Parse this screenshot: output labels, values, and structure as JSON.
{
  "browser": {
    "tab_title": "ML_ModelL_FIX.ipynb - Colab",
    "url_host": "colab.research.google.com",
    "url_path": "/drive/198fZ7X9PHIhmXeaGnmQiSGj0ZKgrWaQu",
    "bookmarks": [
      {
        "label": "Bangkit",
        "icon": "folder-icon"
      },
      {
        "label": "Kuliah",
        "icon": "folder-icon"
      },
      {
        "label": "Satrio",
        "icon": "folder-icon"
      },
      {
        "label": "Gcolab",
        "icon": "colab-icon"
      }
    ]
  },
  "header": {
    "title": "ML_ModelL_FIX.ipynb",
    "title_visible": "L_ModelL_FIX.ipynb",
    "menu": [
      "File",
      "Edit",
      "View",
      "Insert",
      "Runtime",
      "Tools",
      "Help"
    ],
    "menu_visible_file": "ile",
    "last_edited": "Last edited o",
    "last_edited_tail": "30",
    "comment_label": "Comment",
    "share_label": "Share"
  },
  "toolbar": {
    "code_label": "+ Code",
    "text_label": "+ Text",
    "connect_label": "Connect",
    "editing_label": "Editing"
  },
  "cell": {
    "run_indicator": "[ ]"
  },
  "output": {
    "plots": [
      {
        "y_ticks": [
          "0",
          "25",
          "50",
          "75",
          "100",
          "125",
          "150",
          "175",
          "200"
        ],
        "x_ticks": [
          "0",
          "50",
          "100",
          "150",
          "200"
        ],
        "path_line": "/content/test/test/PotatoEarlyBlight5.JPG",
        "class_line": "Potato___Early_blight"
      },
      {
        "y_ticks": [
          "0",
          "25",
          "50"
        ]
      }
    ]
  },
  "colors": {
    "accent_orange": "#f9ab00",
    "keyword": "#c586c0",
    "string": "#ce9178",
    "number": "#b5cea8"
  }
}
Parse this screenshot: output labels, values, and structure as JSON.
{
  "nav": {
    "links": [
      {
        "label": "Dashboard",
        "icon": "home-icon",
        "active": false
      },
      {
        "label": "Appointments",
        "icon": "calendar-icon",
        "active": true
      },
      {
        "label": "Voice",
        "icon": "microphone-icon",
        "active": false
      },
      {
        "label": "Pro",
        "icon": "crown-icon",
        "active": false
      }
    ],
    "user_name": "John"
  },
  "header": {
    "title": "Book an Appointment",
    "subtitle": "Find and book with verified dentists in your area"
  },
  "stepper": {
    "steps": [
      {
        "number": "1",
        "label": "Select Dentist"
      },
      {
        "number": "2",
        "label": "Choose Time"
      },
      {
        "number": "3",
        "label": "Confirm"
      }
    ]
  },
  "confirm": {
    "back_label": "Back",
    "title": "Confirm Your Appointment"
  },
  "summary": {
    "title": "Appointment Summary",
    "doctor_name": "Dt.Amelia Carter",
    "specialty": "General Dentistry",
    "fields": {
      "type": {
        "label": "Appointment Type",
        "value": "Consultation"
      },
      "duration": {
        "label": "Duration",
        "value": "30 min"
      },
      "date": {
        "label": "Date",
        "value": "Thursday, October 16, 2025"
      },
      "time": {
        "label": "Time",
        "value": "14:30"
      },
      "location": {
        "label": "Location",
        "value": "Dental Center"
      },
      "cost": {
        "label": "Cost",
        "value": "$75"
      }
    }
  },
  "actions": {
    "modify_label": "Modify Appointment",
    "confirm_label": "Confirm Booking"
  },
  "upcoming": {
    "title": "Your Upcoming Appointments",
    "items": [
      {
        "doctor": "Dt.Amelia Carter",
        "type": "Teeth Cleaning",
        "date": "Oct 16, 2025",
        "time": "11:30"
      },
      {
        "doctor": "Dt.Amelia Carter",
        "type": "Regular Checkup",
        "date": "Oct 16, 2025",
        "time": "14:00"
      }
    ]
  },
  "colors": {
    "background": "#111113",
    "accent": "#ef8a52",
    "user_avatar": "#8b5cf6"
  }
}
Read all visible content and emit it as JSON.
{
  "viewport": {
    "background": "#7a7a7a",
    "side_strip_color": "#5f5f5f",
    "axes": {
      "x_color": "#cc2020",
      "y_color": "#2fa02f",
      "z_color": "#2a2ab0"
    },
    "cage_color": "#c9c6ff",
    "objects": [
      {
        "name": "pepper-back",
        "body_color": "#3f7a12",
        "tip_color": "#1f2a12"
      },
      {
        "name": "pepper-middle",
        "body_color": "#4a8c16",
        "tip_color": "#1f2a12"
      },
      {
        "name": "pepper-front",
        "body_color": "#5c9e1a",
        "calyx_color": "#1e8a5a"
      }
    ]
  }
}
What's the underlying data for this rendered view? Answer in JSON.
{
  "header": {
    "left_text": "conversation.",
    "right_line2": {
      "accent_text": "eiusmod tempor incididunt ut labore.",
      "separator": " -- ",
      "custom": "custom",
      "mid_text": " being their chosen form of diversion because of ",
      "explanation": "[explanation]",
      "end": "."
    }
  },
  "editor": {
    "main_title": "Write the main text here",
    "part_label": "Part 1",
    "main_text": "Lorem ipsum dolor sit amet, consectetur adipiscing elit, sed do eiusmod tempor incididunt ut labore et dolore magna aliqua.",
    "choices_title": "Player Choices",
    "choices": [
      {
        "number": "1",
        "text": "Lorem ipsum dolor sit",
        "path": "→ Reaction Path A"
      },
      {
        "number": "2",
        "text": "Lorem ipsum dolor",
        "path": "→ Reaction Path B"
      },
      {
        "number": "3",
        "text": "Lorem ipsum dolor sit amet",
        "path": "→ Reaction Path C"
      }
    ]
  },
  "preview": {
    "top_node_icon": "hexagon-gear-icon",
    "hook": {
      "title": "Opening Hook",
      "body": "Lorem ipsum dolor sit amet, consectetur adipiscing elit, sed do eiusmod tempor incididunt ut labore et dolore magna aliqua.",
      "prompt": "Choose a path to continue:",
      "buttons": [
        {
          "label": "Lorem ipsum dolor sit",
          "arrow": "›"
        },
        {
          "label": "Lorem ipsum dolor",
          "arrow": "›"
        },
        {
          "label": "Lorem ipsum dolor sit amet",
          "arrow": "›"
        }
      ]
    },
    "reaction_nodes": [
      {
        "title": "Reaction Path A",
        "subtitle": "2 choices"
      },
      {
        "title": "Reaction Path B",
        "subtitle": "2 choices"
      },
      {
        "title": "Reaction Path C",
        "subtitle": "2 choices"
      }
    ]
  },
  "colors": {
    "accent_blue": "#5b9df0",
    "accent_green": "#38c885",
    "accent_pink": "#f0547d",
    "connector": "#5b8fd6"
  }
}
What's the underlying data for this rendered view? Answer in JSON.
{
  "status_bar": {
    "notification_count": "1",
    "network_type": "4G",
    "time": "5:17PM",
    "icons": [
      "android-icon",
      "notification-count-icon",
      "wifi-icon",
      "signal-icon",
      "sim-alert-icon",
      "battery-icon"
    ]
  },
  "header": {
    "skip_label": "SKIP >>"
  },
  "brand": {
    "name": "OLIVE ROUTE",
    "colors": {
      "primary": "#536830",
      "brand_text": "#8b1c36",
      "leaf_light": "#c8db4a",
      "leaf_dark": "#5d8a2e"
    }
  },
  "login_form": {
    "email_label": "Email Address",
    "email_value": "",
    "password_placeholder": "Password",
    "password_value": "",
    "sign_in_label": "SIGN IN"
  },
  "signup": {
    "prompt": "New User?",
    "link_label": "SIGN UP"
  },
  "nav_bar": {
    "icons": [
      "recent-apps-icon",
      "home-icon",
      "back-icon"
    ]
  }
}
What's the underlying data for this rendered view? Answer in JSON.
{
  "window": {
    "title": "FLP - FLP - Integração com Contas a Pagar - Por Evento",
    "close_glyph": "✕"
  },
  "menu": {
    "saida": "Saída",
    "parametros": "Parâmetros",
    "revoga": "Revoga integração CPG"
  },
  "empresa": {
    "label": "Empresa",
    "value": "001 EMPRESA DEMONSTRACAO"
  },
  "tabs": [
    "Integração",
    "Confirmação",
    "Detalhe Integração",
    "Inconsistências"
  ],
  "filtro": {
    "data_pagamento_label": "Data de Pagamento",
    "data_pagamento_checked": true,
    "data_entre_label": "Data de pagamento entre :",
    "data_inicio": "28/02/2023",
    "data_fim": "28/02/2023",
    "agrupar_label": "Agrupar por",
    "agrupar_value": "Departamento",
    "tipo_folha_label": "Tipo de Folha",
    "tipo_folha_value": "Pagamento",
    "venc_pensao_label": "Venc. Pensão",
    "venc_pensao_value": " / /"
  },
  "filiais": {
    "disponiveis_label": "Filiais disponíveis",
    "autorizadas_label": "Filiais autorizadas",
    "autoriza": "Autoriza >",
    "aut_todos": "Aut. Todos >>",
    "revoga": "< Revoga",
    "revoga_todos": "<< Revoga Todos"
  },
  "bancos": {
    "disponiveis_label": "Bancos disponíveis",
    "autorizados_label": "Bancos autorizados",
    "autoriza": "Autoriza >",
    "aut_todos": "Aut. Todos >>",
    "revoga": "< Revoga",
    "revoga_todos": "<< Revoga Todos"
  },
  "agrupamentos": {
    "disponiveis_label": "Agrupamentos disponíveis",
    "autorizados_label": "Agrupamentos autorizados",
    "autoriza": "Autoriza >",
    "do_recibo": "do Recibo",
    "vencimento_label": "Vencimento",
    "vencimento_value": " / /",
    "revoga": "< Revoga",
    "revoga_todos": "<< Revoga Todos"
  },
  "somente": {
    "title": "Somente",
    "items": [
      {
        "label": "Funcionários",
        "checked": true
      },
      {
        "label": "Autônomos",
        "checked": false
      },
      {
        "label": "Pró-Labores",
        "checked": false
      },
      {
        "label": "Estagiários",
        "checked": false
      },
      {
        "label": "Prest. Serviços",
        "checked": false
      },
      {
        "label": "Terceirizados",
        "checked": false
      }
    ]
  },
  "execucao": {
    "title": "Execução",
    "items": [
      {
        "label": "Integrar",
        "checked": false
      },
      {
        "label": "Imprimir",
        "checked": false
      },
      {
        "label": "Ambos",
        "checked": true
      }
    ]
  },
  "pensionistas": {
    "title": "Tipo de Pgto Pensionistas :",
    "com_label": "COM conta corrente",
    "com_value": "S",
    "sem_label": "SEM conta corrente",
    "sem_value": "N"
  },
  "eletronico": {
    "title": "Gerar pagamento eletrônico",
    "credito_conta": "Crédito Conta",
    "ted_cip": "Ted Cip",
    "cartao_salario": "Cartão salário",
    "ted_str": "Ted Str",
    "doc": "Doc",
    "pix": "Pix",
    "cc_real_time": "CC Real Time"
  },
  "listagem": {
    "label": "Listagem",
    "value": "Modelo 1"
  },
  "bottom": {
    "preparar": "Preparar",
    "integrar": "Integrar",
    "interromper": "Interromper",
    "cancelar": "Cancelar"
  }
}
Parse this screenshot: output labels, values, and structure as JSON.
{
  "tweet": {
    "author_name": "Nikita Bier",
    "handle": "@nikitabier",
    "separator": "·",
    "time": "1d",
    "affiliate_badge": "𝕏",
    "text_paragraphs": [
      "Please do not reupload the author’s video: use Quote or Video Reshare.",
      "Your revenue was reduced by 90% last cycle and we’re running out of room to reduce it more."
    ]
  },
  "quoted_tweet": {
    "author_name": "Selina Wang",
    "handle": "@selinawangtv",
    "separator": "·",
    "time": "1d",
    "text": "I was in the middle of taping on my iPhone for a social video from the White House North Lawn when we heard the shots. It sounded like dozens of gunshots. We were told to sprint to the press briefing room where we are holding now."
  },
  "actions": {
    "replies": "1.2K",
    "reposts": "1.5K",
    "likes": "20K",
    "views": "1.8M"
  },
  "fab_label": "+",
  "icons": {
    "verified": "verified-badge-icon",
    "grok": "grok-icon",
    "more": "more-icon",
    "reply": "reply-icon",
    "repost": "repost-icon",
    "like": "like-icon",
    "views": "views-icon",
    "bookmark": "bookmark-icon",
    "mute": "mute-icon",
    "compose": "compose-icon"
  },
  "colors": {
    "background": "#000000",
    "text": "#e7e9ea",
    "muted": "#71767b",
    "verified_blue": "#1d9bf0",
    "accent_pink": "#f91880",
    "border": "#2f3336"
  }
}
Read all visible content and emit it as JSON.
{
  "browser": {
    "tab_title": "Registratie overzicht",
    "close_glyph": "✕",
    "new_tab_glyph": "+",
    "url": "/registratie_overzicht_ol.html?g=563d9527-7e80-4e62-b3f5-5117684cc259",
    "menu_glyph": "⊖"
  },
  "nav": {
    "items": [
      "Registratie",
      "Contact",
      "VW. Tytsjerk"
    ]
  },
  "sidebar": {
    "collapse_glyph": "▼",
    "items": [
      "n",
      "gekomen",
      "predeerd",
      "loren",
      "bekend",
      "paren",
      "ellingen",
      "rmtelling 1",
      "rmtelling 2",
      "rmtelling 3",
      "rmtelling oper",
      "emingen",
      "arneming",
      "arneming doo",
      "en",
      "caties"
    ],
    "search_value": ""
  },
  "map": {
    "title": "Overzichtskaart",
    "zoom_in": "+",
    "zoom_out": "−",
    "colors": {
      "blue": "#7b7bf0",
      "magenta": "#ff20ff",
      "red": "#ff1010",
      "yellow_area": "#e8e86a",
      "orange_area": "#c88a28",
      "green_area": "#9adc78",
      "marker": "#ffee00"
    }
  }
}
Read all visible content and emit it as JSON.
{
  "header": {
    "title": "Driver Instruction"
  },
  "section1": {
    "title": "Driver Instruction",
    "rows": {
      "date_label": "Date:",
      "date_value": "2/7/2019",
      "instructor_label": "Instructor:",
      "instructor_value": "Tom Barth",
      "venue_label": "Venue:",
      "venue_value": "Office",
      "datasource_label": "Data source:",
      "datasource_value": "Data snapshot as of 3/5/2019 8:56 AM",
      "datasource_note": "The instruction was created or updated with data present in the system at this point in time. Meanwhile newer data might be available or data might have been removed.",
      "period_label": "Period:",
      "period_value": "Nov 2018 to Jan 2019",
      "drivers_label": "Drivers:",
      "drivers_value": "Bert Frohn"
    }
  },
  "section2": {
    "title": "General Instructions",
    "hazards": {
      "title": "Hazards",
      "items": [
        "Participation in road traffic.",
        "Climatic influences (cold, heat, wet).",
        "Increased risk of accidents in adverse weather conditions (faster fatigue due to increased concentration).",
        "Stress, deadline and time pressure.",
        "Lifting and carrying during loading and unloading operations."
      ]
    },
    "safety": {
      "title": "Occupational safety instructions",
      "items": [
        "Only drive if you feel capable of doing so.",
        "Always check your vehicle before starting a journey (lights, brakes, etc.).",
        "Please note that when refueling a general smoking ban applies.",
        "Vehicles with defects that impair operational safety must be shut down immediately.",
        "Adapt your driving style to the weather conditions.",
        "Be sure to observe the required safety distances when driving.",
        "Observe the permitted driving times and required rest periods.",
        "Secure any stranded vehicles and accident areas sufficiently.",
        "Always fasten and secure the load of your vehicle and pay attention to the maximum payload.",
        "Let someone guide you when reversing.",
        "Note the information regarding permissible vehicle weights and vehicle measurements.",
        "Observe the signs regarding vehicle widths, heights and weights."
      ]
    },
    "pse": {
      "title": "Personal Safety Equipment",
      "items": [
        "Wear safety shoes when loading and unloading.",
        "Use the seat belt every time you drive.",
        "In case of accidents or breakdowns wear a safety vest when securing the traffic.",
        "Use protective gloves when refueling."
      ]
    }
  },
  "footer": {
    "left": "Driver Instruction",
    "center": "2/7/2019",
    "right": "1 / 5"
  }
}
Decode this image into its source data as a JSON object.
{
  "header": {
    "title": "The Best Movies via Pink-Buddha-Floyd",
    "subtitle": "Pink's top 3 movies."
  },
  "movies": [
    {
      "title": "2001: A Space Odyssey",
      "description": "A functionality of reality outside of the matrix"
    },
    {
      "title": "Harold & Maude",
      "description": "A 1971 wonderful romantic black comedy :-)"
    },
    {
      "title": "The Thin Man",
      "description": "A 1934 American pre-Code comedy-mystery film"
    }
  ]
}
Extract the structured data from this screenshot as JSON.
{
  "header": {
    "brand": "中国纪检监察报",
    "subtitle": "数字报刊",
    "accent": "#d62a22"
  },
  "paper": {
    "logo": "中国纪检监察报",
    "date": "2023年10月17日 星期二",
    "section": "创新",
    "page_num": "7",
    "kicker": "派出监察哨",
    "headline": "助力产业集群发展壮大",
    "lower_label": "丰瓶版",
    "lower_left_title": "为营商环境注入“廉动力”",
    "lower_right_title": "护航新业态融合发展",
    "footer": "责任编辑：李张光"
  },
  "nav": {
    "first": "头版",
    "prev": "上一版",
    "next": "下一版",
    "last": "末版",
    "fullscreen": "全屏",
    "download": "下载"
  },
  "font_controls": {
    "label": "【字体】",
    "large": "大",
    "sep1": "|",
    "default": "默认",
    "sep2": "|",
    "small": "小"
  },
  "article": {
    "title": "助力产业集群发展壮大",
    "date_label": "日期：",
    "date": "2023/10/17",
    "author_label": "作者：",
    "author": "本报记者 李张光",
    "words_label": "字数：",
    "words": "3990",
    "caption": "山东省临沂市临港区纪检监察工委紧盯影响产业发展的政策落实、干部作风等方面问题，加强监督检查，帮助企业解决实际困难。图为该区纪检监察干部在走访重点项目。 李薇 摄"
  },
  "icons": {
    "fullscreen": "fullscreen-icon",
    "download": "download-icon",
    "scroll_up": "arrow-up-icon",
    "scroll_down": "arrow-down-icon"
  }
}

#### Set task
Read the lines above. Gather those in which the string "eiusmod" is found.

#### Result of this exercise
      "accent_text": "eiusmod tempor incididunt ut labore.",
    "main_text": "Lorem ipsum dolor sit amet, consectetur adipiscing elit, sed do eiusmod tempor incididunt ut labore et dolore magna aliqua.",
      "body": "Lorem ipsum dolor sit amet, consectetur adipiscing elit, sed do eiusmod tempor incididunt ut labore et dolore magna aliqua.",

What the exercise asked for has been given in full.